[START OF STORED DATA]

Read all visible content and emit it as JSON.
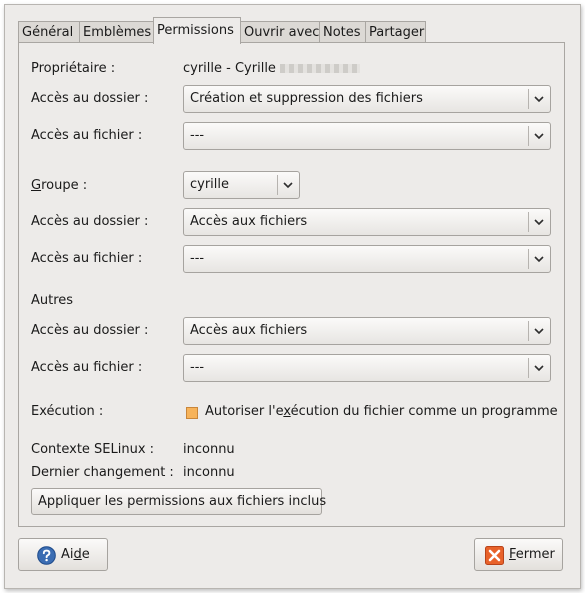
{
  "tabs": [
    "Général",
    "Emblèmes",
    "Permissions",
    "Ouvrir avec",
    "Notes",
    "Partager"
  ],
  "owner": {
    "label": "Propriétaire :",
    "value": "cyrille - Cyrille"
  },
  "owner_perms": {
    "folder_label": "Accès au dossier :",
    "folder_value": "Création et suppression des fichiers",
    "file_label": "Accès au fichier :",
    "file_value": "---"
  },
  "group": {
    "label_prefix": "G",
    "label_rest": "roupe :",
    "value": "cyrille",
    "folder_label": "Accès au dossier :",
    "folder_value": "Accès aux fichiers",
    "file_label": "Accès au fichier :",
    "file_value": "---"
  },
  "others": {
    "heading": "Autres",
    "folder_label": "Accès au dossier :",
    "folder_value": "Accès aux fichiers",
    "file_label": "Accès au fichier :",
    "file_value": "---"
  },
  "execution": {
    "label": "Exécution :",
    "checkbox_pre": "Autoriser l'e",
    "checkbox_mnemonic": "x",
    "checkbox_post": "écution du fichier comme un programme",
    "checked_color": "#f7b35a"
  },
  "selinux": {
    "label": "Contexte SELinux :",
    "value": "inconnu"
  },
  "last_change": {
    "label": "Dernier changement :",
    "value": "inconnu"
  },
  "apply_button": "Appliquer les permissions aux fichiers inclus",
  "help_button": {
    "pre": "Ai",
    "mnemonic": "d",
    "post": "e"
  },
  "close_button": {
    "mnemonic": "F",
    "post": "ermer"
  },
  "icons": {
    "help": "help-icon",
    "close": "close-icon",
    "dropdown": "chevron-down-icon"
  }
}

[END OF STORED DATA]

*BRIEF*
Quote the material word for word, dropping any images it holds.

*EXPECTED OUTPUT*
Read all visible content and emit it as JSON.
{
  "tabs": [
    "Général",
    "Emblèmes",
    "Permissions",
    "Ouvrir avec",
    "Notes",
    "Partager"
  ],
  "owner": {
    "label": "Propriétaire :",
    "value": "cyrille - Cyrille"
  },
  "owner_perms": {
    "folder_label": "Accès au dossier :",
    "folder_value": "Création et suppression des fichiers",
    "file_label": "Accès au fichier :",
    "file_value": "---"
  },
  "group": {
    "label_prefix": "G",
    "label_rest": "roupe :",
    "value": "cyrille",
    "folder_label": "Accès au dossier :",
    "folder_value": "Accès aux fichiers",
    "file_label": "Accès au fichier :",
    "file_value": "---"
  },
  "others": {
    "heading": "Autres",
    "folder_label": "Accès au dossier :",
    "folder_value": "Accès aux fichiers",
    "file_label": "Accès au fichier :",
    "file_value": "---"
  },
  "execution": {
    "label": "Exécution :",
    "checkbox_pre": "Autoriser l'e",
    "checkbox_mnemonic": "x",
    "checkbox_post": "écution du fichier comme un programme",
    "checked_color": "#f7b35a"
  },
  "selinux": {
    "label": "Contexte SELinux :",
    "value": "inconnu"
  },
  "last_change": {
    "label": "Dernier changement :",
    "value": "inconnu"
  },
  "apply_button": "Appliquer les permissions aux fichiers inclus",
  "help_button": {
    "pre": "Ai",
    "mnemonic": "d",
    "post": "e"
  },
  "close_button": {
    "mnemonic": "F",
    "post": "ermer"
  },
  "icons": {
    "help": "help-icon",
    "close": "close-icon",
    "dropdown": "chevron-down-icon"
  }
}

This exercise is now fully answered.